Copy the listing word for word, starting at its first line and going on through the line with "cell-2014: 3.15 [414,303,438,317]".

==== The records ====

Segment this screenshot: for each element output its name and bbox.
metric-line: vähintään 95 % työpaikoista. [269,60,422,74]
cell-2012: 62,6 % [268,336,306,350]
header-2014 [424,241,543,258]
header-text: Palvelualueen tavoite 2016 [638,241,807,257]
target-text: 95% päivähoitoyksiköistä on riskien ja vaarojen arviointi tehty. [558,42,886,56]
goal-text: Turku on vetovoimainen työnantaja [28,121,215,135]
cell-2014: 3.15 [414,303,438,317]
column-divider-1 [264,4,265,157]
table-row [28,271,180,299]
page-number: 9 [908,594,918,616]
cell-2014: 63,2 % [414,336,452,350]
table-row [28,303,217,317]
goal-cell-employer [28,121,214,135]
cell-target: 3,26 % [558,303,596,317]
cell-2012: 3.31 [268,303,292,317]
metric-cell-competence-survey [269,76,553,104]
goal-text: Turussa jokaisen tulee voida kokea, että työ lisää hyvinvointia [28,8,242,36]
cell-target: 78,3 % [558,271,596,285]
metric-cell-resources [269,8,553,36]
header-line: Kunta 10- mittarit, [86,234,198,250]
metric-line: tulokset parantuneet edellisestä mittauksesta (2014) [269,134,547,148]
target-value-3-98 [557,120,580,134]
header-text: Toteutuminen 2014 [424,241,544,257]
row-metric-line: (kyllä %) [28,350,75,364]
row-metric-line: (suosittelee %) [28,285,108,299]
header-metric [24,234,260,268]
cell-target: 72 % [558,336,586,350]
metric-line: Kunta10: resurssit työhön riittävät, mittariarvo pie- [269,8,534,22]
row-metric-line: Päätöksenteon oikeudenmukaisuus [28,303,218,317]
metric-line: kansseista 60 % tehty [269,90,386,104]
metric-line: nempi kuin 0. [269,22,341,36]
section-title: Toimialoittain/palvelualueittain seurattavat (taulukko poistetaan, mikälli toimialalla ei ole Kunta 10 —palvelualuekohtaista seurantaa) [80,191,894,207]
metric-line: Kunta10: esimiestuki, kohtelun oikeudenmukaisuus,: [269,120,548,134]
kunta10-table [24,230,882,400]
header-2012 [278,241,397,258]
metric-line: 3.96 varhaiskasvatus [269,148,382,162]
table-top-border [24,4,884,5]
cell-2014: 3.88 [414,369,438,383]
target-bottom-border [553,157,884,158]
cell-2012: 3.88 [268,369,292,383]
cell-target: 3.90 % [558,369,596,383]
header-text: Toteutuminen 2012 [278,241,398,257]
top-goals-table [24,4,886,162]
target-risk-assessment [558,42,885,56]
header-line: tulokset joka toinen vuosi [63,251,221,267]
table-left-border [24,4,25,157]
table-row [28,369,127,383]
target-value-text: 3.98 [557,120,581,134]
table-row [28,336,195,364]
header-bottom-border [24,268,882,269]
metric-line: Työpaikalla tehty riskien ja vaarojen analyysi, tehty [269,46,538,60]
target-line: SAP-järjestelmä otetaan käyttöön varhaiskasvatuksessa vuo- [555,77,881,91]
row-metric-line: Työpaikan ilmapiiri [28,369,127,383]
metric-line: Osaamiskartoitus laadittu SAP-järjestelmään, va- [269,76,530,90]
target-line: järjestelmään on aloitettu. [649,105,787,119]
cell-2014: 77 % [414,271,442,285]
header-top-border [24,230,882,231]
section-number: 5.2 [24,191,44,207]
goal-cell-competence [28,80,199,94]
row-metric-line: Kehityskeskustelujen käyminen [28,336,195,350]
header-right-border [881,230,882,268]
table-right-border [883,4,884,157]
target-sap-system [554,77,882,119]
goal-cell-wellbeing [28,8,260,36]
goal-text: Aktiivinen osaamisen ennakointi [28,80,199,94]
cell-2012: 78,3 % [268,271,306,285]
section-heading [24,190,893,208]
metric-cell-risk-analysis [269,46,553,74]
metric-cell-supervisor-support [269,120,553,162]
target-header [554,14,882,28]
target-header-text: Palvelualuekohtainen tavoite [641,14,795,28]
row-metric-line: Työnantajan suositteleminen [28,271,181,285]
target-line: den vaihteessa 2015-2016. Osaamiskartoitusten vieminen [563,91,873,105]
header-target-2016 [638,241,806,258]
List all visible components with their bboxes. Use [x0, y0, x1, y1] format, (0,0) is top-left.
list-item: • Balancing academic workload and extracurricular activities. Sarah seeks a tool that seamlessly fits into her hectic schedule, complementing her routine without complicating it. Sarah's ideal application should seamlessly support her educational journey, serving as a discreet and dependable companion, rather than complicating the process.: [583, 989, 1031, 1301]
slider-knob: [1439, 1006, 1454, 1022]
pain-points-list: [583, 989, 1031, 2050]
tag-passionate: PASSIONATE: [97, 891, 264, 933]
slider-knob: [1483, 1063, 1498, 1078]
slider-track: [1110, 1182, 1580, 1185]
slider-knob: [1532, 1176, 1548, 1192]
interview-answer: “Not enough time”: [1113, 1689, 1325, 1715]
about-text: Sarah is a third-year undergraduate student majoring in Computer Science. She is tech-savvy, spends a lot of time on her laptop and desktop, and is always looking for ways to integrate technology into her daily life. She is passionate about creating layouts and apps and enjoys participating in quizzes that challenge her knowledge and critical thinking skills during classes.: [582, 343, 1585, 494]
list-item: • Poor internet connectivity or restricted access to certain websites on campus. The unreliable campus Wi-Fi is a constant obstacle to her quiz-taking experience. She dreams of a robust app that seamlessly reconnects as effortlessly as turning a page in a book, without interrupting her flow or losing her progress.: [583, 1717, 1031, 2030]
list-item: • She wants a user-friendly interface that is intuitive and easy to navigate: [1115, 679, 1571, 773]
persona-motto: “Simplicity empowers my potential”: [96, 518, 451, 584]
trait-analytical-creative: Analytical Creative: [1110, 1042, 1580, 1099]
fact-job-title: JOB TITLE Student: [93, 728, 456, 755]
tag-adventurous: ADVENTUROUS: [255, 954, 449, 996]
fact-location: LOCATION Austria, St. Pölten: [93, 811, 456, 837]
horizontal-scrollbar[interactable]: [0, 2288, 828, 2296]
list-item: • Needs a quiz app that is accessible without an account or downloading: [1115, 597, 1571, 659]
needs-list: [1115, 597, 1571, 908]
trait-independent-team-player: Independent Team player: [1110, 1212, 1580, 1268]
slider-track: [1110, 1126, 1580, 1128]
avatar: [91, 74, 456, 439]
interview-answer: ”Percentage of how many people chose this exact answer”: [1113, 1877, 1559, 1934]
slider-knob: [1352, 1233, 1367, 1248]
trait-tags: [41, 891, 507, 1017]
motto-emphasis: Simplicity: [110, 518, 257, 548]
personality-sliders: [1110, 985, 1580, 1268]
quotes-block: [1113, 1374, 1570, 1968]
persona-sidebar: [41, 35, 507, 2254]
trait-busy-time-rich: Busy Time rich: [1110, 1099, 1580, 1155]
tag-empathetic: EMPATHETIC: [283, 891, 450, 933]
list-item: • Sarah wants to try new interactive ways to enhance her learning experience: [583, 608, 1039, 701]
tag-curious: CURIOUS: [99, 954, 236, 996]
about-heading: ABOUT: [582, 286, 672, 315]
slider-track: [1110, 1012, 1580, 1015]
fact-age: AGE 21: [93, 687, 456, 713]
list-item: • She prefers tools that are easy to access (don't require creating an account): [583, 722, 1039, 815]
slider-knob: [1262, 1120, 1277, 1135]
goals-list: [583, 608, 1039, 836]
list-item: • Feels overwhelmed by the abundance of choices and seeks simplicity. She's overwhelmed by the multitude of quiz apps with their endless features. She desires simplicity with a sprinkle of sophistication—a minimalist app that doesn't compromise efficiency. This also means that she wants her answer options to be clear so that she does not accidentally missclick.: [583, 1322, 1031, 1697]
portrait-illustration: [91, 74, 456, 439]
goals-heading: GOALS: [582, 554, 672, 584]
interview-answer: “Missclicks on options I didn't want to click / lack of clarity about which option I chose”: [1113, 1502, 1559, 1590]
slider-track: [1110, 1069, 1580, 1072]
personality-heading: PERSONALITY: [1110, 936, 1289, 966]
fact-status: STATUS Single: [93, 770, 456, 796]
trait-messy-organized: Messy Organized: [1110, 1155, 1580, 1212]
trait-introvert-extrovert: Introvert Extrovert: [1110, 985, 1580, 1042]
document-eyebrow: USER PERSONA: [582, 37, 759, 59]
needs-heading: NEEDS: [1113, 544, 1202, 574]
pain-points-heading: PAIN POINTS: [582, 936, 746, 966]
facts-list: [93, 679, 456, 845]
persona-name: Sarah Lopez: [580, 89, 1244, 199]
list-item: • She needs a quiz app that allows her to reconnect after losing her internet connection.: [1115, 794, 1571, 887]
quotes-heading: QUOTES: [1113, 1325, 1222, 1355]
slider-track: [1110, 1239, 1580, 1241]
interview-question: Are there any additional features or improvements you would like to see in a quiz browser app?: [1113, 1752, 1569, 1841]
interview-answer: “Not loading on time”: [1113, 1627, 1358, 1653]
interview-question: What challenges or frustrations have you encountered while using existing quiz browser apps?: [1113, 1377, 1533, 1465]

====

> _Response below_:
Segment this screenshot: for each element output its name and bbox.
metric-line: vähintään 95 % työpaikoista. [269,60,422,74]
cell-2012: 62,6 % [268,336,306,350]
header-2014 [424,241,543,258]
header-text: Palvelualueen tavoite 2016 [638,241,807,257]
target-text: 95% päivähoitoyksiköistä on riskien ja vaarojen arviointi tehty. [558,42,886,56]
goal-text: Turku on vetovoimainen työnantaja [28,121,215,135]
cell-2014: 3.15 [414,303,438,317]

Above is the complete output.